TASK INSTRUCTIONS — Transcribe every line, keeping it exact.

MATERIAL FOR THE TASK —
——

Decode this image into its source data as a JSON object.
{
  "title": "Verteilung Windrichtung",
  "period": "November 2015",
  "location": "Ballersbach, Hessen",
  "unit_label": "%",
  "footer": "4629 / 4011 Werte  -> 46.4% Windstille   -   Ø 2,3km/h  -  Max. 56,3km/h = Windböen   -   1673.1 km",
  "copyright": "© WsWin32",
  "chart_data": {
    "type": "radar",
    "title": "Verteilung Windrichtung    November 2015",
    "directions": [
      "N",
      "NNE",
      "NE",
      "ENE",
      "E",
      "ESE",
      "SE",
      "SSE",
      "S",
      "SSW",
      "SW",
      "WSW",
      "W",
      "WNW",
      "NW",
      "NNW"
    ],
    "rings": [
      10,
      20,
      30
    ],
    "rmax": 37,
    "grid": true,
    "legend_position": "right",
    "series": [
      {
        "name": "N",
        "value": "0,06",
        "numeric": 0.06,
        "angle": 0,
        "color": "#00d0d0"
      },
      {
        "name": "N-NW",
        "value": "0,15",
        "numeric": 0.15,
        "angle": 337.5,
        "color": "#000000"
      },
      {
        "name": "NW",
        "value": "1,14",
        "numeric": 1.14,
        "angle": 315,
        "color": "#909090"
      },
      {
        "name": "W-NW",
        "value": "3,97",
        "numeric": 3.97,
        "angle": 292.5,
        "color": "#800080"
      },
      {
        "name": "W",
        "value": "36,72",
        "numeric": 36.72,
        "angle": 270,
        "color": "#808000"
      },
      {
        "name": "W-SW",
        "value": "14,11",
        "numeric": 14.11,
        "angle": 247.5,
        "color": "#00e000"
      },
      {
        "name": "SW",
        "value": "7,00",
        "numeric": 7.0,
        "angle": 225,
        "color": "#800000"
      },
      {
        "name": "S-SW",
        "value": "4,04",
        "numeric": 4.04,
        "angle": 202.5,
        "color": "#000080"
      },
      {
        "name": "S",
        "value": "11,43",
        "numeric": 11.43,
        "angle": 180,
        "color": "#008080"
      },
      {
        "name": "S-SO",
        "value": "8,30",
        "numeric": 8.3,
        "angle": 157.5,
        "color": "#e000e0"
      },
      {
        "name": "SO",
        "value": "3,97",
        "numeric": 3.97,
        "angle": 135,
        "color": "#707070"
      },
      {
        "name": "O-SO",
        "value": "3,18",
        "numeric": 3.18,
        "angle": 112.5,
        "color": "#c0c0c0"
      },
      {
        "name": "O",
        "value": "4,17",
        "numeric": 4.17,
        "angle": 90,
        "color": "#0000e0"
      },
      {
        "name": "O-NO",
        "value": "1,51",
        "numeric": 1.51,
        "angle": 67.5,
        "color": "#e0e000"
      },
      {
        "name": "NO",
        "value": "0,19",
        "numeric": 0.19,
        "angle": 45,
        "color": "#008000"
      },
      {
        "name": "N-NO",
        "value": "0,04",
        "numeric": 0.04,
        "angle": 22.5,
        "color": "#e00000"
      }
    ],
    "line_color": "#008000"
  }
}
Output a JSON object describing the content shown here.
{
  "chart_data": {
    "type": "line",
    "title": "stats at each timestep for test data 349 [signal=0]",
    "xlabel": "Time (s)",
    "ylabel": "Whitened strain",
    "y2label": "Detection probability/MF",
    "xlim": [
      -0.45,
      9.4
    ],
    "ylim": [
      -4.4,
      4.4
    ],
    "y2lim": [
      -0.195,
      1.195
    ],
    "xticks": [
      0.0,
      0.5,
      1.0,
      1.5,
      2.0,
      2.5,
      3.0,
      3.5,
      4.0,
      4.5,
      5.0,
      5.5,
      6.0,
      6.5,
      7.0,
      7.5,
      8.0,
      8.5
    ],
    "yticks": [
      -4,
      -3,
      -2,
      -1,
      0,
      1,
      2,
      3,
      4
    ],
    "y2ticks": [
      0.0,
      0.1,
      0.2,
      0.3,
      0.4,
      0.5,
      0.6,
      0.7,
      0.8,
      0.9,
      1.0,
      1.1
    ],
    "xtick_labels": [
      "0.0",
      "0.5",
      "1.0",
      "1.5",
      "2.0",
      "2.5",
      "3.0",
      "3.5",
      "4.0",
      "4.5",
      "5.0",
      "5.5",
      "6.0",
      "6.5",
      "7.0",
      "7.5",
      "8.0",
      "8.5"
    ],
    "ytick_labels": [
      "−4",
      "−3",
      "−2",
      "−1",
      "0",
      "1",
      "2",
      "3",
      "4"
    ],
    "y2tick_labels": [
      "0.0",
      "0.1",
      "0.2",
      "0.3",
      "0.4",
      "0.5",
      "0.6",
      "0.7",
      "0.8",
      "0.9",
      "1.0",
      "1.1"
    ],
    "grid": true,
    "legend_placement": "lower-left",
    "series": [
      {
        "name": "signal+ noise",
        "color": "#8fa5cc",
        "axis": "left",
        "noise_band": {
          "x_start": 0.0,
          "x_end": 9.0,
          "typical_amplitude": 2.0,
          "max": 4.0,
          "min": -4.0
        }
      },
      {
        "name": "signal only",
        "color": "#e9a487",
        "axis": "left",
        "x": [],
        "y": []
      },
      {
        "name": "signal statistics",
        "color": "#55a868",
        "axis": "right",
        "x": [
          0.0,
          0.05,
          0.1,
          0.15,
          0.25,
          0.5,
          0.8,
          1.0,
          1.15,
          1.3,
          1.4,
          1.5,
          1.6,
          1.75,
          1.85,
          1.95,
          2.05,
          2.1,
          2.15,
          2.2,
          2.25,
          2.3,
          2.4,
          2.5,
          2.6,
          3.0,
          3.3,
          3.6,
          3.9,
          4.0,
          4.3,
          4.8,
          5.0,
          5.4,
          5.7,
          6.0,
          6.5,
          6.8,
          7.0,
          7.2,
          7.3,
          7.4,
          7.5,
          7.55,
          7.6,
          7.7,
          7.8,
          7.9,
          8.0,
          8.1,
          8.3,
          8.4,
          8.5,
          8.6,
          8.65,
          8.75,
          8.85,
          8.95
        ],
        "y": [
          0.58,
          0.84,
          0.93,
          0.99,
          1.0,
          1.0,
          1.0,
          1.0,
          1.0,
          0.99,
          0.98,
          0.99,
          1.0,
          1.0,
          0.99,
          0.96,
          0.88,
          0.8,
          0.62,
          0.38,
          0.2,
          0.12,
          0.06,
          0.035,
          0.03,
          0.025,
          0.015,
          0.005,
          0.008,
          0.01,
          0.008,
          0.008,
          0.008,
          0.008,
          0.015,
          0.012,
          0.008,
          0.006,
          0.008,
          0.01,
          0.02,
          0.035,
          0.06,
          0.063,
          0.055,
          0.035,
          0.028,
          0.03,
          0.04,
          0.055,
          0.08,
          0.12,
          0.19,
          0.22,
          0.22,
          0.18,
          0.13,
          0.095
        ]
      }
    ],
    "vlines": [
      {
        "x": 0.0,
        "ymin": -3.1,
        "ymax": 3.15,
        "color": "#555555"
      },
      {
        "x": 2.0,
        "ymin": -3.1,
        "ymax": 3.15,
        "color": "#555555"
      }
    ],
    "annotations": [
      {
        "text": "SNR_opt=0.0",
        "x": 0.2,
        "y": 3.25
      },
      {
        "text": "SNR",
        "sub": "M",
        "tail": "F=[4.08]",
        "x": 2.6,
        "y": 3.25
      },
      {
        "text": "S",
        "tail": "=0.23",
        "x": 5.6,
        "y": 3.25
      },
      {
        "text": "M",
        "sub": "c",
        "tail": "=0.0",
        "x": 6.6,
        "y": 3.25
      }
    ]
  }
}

——

EXERCISE RESULT —
Decode this image into its source data as a JSON object.
{
  "title": "Verteilung Windrichtung",
  "period": "November 2015",
  "location": "Ballersbach, Hessen",
  "unit_label": "%",
  "footer": "4629 / 4011 Werte  -> 46.4% Windstille   -   Ø 2,3km/h  -  Max. 56,3km/h = Windböen   -   1673.1 km",
  "copyright": "© WsWin32",
  "chart_data": {
    "type": "radar",
    "title": "Verteilung Windrichtung    November 2015",
    "directions": [
      "N",
      "NNE",
      "NE",
      "ENE",
      "E",
      "ESE",
      "SE",
      "SSE",
      "S",
      "SSW",
      "SW",
      "WSW",
      "W",
      "WNW",
      "NW",
      "NNW"
    ],
    "rings": [
      10,
      20,
      30
    ],
    "rmax": 37,
    "grid": true,
    "legend_position": "right",
    "series": [
      {
        "name": "N",
        "value": "0,06",
        "numeric": 0.06,
        "angle": 0,
        "color": "#00d0d0"
      },
      {
        "name": "N-NW",
        "value": "0,15",
        "numeric": 0.15,
        "angle": 337.5,
        "color": "#000000"
      },
      {
        "name": "NW",
        "value": "1,14",
        "numeric": 1.14,
        "angle": 315,
        "color": "#909090"
      },
      {
        "name": "W-NW",
        "value": "3,97",
        "numeric": 3.97,
        "angle": 292.5,
        "color": "#800080"
      },
      {
        "name": "W",
        "value": "36,72",
        "numeric": 36.72,
        "angle": 270,
        "color": "#808000"
      },
      {
        "name": "W-SW",
        "value": "14,11",
        "numeric": 14.11,
        "angle": 247.5,
        "color": "#00e000"
      },
      {
        "name": "SW",
        "value": "7,00",
        "numeric": 7.0,
        "angle": 225,
        "color": "#800000"
      },
      {
        "name": "S-SW",
        "value": "4,04",
        "numeric": 4.04,
        "angle": 202.5,
        "color": "#000080"
      },
      {
        "name": "S",
        "value": "11,43",
        "numeric": 11.43,
        "angle": 180,
        "color": "#008080"
      },
      {
        "name": "S-SO",
        "value": "8,30",
        "numeric": 8.3,
        "angle": 157.5,
        "color": "#e000e0"
      },
      {
        "name": "SO",
        "value": "3,97",
        "numeric": 3.97,
        "angle": 135,
        "color": "#707070"
      },
      {
        "name": "O-SO",
        "value": "3,18",
        "numeric": 3.18,
        "angle": 112.5,
        "color": "#c0c0c0"
      },
      {
        "name": "O",
        "value": "4,17",
        "numeric": 4.17,
        "angle": 90,
        "color": "#0000e0"
      },
      {
        "name": "O-NO",
        "value": "1,51",
        "numeric": 1.51,
        "angle": 67.5,
        "color": "#e0e000"
      },
      {
        "name": "NO",
        "value": "0,19",
        "numeric": 0.19,
        "angle": 45,
        "color": "#008000"
      },
      {
        "name": "N-NO",
        "value": "0,04",
        "numeric": 0.04,
        "angle": 22.5,
        "color": "#e00000"
      }
    ],
    "line_color": "#008000"
  }
}
Output a JSON object describing the content shown here.
{
  "chart_data": {
    "type": "line",
    "title": "stats at each timestep for test data 349 [signal=0]",
    "xlabel": "Time (s)",
    "ylabel": "Whitened strain",
    "y2label": "Detection probability/MF",
    "xlim": [
      -0.45,
      9.4
    ],
    "ylim": [
      -4.4,
      4.4
    ],
    "y2lim": [
      -0.195,
      1.195
    ],
    "xticks": [
      0.0,
      0.5,
      1.0,
      1.5,
      2.0,
      2.5,
      3.0,
      3.5,
      4.0,
      4.5,
      5.0,
      5.5,
      6.0,
      6.5,
      7.0,
      7.5,
      8.0,
      8.5
    ],
    "yticks": [
      -4,
      -3,
      -2,
      -1,
      0,
      1,
      2,
      3,
      4
    ],
    "y2ticks": [
      0.0,
      0.1,
      0.2,
      0.3,
      0.4,
      0.5,
      0.6,
      0.7,
      0.8,
      0.9,
      1.0,
      1.1
    ],
    "xtick_labels": [
      "0.0",
      "0.5",
      "1.0",
      "1.5",
      "2.0",
      "2.5",
      "3.0",
      "3.5",
      "4.0",
      "4.5",
      "5.0",
      "5.5",
      "6.0",
      "6.5",
      "7.0",
      "7.5",
      "8.0",
      "8.5"
    ],
    "ytick_labels": [
      "−4",
      "−3",
      "−2",
      "−1",
      "0",
      "1",
      "2",
      "3",
      "4"
    ],
    "y2tick_labels": [
      "0.0",
      "0.1",
      "0.2",
      "0.3",
      "0.4",
      "0.5",
      "0.6",
      "0.7",
      "0.8",
      "0.9",
      "1.0",
      "1.1"
    ],
    "grid": true,
    "legend_placement": "lower-left",
    "series": [
      {
        "name": "signal+ noise",
        "color": "#8fa5cc",
        "axis": "left",
        "noise_band": {
          "x_start": 0.0,
          "x_end": 9.0,
          "typical_amplitude": 2.0,
          "max": 4.0,
          "min": -4.0
        }
      },
      {
        "name": "signal only",
        "color": "#e9a487",
        "axis": "left",
        "x": [],
        "y": []
      },
      {
        "name": "signal statistics",
        "color": "#55a868",
        "axis": "right",
        "x": [
          0.0,
          0.05,
          0.1,
          0.15,
          0.25,
          0.5,
          0.8,
          1.0,
          1.15,
          1.3,
          1.4,
          1.5,
          1.6,
          1.75,
          1.85,
          1.95,
          2.05,
          2.1,
          2.15,
          2.2,
          2.25,
          2.3,
          2.4,
          2.5,
          2.6,
          3.0,
          3.3,
          3.6,
          3.9,
          4.0,
          4.3,
          4.8,
          5.0,
          5.4,
          5.7,
          6.0,
          6.5,
          6.8,
          7.0,
          7.2,
          7.3,
          7.4,
          7.5,
          7.55,
          7.6,
          7.7,
          7.8,
          7.9,
          8.0,
          8.1,
          8.3,
          8.4,
          8.5,
          8.6,
          8.65,
          8.75,
          8.85,
          8.95
        ],
        "y": [
          0.58,
          0.84,
          0.93,
          0.99,
          1.0,
          1.0,
          1.0,
          1.0,
          1.0,
          0.99,
          0.98,
          0.99,
          1.0,
          1.0,
          0.99,
          0.96,
          0.88,
          0.8,
          0.62,
          0.38,
          0.2,
          0.12,
          0.06,
          0.035,
          0.03,
          0.025,
          0.015,
          0.005,
          0.008,
          0.01,
          0.008,
          0.008,
          0.008,
          0.008,
          0.015,
          0.012,
          0.008,
          0.006,
          0.008,
          0.01,
          0.02,
          0.035,
          0.06,
          0.063,
          0.055,
          0.035,
          0.028,
          0.03,
          0.04,
          0.055,
          0.08,
          0.12,
          0.19,
          0.22,
          0.22,
          0.18,
          0.13,
          0.095
        ]
      }
    ],
    "vlines": [
      {
        "x": 0.0,
        "ymin": -3.1,
        "ymax": 3.15,
        "color": "#555555"
      },
      {
        "x": 2.0,
        "ymin": -3.1,
        "ymax": 3.15,
        "color": "#555555"
      }
    ],
    "annotations": [
      {
        "text": "SNR_opt=0.0",
        "x": 0.2,
        "y": 3.25
      },
      {
        "text": "SNR",
        "sub": "M",
        "tail": "F=[4.08]",
        "x": 2.6,
        "y": 3.25
      },
      {
        "text": "S",
        "tail": "=0.23",
        "x": 5.6,
        "y": 3.25
      },
      {
        "text": "M",
        "sub": "c",
        "tail": "=0.0",
        "x": 6.6,
        "y": 3.25
      }
    ]
  }
}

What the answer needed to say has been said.